Exercise aim
Quote the entries from their opening line through the line that contains "- document-name-column: Document". Include both end lines.

-- BEGIN Material provided --

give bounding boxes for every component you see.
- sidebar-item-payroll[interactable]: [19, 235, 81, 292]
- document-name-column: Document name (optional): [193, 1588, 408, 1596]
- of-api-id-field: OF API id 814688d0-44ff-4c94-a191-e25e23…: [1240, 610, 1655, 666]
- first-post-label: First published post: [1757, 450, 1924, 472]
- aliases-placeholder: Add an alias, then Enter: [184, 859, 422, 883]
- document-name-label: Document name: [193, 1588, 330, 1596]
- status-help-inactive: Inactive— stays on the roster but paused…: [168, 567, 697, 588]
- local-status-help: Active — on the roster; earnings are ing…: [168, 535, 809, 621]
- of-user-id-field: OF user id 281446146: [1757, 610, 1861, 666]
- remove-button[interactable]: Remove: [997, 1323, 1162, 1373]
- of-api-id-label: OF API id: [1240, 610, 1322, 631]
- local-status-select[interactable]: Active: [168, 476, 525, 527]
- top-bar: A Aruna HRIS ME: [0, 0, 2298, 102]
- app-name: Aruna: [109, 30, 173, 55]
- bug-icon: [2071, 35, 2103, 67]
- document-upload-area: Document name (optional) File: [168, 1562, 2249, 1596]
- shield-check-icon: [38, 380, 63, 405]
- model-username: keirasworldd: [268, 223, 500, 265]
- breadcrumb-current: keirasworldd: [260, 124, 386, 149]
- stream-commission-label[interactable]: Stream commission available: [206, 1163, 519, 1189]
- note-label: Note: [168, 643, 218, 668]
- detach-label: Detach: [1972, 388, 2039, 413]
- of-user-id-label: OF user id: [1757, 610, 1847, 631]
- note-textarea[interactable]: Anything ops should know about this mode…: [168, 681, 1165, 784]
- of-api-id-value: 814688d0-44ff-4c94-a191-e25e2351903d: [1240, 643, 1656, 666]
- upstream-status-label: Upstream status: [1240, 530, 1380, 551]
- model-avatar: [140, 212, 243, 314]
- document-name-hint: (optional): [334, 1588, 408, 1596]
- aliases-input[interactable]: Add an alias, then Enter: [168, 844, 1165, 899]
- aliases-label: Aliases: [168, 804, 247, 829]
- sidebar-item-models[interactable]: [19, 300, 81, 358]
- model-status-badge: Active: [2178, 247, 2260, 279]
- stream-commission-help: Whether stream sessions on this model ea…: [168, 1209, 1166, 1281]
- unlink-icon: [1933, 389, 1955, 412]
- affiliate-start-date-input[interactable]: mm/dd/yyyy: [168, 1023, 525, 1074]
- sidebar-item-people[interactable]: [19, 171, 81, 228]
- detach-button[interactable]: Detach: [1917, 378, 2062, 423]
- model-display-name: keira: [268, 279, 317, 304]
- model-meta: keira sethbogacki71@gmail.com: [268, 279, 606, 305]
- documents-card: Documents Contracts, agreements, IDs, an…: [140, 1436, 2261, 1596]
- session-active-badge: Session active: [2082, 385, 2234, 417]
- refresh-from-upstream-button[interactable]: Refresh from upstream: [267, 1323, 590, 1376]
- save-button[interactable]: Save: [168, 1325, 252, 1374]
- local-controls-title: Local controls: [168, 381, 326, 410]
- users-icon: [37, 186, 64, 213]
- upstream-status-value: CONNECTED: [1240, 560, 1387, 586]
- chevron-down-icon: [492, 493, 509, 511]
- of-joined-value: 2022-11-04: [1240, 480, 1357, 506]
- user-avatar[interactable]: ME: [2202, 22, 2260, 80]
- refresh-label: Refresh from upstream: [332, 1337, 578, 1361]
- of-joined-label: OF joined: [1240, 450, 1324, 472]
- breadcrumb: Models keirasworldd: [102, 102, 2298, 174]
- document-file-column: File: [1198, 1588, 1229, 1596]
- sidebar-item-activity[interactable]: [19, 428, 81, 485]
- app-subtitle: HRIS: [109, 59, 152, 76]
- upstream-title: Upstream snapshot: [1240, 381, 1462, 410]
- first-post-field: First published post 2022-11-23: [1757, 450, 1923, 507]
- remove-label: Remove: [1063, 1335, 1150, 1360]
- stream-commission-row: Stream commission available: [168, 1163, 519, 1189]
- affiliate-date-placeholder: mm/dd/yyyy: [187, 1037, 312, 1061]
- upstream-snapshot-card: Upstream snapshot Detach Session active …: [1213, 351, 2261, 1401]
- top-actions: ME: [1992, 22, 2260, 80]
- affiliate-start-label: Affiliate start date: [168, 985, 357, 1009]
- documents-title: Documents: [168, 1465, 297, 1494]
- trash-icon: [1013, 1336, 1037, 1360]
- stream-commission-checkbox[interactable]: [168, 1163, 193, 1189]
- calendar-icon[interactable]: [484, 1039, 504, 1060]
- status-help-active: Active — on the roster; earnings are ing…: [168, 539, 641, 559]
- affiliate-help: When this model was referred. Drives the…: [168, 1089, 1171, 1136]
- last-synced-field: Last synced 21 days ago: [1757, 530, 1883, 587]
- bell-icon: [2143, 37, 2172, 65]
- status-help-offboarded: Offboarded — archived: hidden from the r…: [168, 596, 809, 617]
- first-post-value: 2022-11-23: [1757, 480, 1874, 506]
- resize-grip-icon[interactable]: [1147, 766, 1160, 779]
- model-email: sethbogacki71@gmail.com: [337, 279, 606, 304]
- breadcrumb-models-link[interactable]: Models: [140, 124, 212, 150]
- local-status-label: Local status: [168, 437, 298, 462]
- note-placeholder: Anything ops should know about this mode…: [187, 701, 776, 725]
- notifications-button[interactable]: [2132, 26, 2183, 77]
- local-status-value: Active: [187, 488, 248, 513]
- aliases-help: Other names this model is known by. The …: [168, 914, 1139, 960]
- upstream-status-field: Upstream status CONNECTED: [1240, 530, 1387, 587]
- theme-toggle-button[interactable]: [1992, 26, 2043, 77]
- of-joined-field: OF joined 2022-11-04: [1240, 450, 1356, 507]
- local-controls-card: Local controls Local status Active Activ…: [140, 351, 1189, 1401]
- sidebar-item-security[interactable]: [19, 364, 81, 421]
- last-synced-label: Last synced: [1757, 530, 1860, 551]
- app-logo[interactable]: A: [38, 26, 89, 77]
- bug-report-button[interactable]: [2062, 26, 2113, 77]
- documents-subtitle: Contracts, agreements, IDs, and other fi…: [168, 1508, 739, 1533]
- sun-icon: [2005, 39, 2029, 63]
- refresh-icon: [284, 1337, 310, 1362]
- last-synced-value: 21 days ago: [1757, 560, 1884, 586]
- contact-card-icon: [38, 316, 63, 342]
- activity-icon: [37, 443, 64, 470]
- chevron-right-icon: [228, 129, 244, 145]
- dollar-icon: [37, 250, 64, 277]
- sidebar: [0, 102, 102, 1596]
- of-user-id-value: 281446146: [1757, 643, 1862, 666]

-- END Material provided --

Complete answer
give bounding boxes for every component you see.
- sidebar-item-payroll[interactable]: [19, 235, 81, 292]
- document-name-column: Document name (optional): [193, 1588, 408, 1596]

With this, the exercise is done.